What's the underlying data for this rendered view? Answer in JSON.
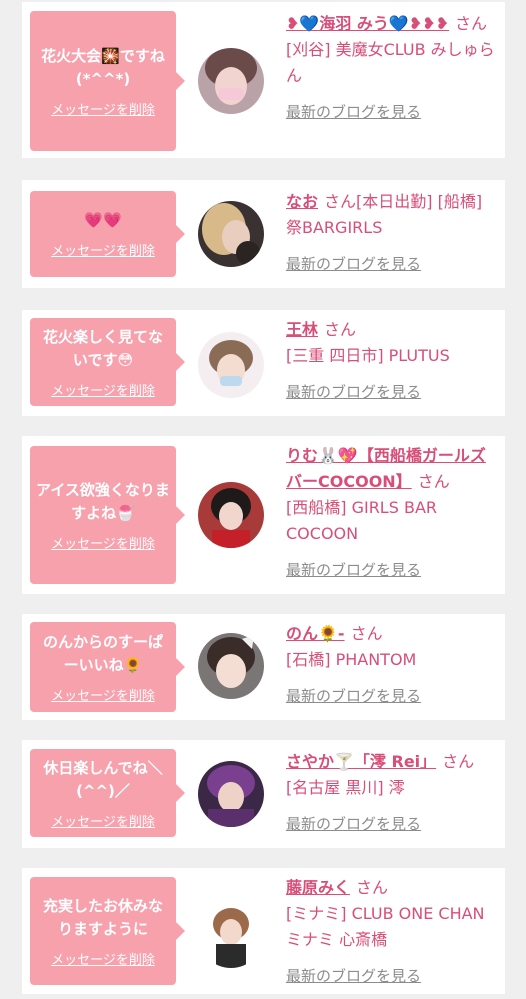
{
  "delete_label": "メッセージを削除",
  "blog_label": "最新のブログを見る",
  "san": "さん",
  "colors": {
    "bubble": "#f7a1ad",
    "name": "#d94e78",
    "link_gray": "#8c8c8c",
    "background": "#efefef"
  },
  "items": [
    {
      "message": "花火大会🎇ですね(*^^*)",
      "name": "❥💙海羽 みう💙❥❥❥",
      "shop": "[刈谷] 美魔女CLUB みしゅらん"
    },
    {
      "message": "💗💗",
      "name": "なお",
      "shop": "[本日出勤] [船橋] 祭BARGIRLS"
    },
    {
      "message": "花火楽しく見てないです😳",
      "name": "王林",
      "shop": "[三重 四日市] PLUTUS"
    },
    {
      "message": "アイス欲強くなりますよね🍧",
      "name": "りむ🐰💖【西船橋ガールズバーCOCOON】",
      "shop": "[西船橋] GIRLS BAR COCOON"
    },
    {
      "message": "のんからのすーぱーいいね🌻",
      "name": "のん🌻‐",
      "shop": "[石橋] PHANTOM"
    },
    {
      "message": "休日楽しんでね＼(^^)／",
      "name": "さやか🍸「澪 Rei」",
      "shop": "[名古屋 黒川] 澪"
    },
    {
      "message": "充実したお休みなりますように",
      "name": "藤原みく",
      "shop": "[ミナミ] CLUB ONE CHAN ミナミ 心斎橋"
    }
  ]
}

--

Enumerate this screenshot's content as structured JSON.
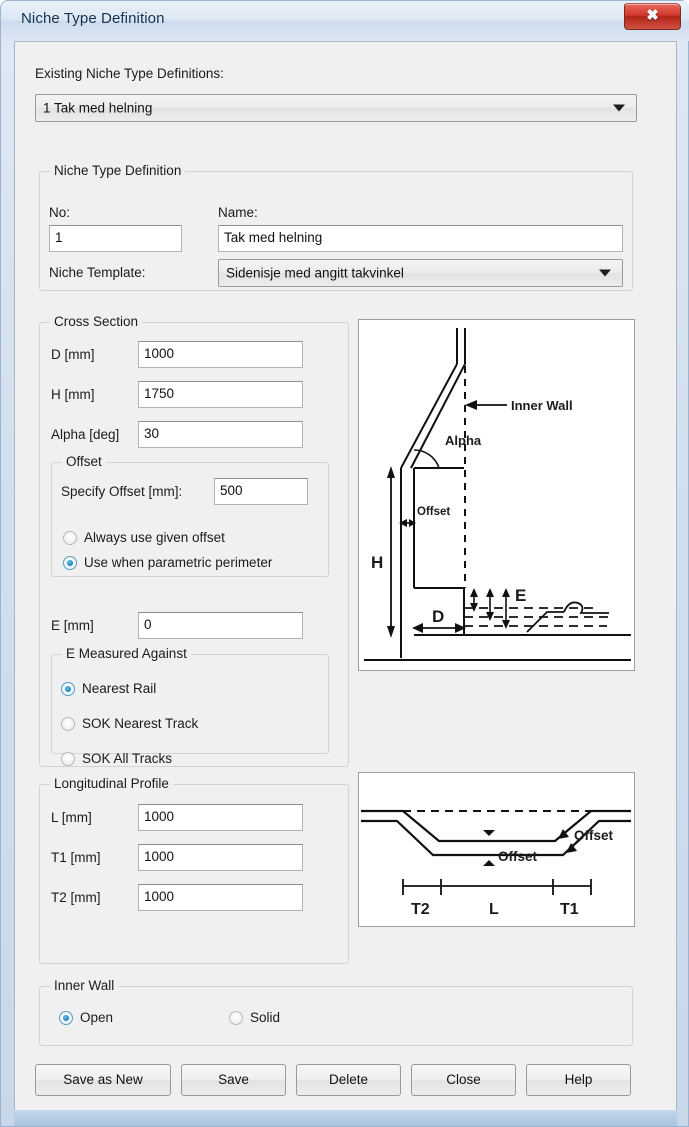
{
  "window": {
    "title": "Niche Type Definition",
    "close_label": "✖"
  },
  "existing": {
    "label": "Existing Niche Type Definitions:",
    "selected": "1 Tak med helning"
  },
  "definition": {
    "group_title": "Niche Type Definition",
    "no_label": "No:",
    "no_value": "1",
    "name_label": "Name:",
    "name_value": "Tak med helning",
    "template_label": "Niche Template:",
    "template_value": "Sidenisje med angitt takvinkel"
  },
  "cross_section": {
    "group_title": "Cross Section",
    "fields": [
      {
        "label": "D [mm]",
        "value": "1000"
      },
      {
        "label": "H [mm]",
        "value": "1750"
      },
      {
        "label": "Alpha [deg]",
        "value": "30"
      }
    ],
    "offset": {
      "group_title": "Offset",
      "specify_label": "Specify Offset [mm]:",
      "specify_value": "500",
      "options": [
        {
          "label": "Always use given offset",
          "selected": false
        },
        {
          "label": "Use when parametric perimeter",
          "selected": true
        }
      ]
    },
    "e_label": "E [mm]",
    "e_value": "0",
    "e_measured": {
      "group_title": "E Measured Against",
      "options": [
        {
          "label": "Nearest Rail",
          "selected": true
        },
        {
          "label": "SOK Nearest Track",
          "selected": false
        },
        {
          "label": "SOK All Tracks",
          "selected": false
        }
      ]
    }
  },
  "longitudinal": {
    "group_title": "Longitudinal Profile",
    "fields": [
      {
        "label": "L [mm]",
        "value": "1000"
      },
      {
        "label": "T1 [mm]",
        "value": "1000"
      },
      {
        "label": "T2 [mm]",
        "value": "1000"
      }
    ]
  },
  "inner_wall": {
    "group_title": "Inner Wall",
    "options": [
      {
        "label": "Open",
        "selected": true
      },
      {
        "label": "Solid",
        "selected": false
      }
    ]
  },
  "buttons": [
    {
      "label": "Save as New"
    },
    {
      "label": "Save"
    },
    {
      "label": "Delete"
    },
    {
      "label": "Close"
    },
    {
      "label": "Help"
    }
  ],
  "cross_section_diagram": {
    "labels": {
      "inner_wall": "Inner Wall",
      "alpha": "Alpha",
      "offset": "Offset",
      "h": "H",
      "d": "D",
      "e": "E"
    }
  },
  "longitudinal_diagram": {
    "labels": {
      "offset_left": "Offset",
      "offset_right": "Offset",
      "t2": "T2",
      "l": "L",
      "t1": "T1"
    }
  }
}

Your objective: Where a line holds "message", copy that line.

Worked answer:
      "message": "花火大会🎇ですね(*^^*)",
      "message": "💗💗",
      "message": "花火楽しく見てないです😳",
      "message": "アイス欲強くなりますよね🍧",
      "message": "のんからのすーぱーいいね🌻",
      "message": "休日楽しんでね＼(^^)／",
      "message": "充実したお休みなりますように",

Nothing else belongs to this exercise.